**What is being asked**
Bring together all lines of the material below that contain the string "básico".

Items listed in a dataset:
——————
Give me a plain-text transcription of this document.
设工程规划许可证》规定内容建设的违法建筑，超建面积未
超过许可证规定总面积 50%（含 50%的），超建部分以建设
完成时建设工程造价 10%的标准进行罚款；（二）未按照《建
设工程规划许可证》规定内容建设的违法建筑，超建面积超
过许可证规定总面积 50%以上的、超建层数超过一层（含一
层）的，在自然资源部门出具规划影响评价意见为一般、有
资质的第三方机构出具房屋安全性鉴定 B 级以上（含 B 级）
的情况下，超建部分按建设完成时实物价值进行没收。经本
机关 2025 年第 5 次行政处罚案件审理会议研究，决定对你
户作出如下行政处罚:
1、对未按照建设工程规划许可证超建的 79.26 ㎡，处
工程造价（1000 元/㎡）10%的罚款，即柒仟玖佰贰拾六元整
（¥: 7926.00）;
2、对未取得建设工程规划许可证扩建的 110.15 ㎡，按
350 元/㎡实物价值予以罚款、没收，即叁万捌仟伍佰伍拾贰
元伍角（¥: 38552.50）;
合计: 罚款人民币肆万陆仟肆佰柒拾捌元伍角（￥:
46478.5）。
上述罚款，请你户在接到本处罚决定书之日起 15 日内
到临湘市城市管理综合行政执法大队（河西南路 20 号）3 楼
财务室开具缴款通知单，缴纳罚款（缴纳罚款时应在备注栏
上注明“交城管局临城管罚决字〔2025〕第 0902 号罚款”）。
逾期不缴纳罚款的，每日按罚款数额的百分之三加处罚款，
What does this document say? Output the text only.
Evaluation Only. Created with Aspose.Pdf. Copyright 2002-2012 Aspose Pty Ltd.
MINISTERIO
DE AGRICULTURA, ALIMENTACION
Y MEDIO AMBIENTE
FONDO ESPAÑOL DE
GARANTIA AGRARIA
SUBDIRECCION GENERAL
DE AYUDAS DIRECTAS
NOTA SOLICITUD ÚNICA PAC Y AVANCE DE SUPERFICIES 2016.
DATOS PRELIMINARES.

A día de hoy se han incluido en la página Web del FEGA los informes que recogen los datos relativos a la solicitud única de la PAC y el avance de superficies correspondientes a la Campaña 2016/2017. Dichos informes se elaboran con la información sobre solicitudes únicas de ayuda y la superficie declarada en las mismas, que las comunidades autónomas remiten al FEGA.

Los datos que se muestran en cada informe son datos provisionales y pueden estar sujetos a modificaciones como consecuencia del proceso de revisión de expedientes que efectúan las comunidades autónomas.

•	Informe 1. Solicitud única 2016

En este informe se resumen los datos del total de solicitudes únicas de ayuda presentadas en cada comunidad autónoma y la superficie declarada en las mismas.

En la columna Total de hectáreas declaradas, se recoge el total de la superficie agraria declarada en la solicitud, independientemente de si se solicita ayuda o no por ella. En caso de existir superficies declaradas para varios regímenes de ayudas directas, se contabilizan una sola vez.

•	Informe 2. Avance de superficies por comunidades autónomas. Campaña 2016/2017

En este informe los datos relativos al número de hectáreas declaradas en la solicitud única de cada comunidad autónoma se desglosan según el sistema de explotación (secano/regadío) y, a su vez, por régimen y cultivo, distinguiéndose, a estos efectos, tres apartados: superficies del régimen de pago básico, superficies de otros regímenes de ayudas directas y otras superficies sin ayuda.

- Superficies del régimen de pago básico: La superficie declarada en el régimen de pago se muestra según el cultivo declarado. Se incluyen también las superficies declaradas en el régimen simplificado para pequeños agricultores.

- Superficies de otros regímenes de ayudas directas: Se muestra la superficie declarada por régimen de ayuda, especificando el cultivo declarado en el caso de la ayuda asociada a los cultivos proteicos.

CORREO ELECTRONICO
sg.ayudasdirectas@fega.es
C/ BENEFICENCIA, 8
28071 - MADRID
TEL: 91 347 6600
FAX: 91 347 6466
——————
**Final result**
En este informe los datos relativos al número de hectáreas declaradas en la solicitud única de cada comunidad autónoma se desglosan según el sistema de explotación (secano/regadío) y, a su vez, por régimen y cultivo, distinguiéndose, a estos efectos, tres apartados: superficies del régimen de pago básico, superficies de otros regímenes de ayudas directas y otras superficies sin ayuda.
- Superficies del régimen de pago básico: La superficie declarada en el régimen de pago se muestra según el cultivo declarado. Se incluyen también las superficies declaradas en el régimen simplificado para pequeños agricultores.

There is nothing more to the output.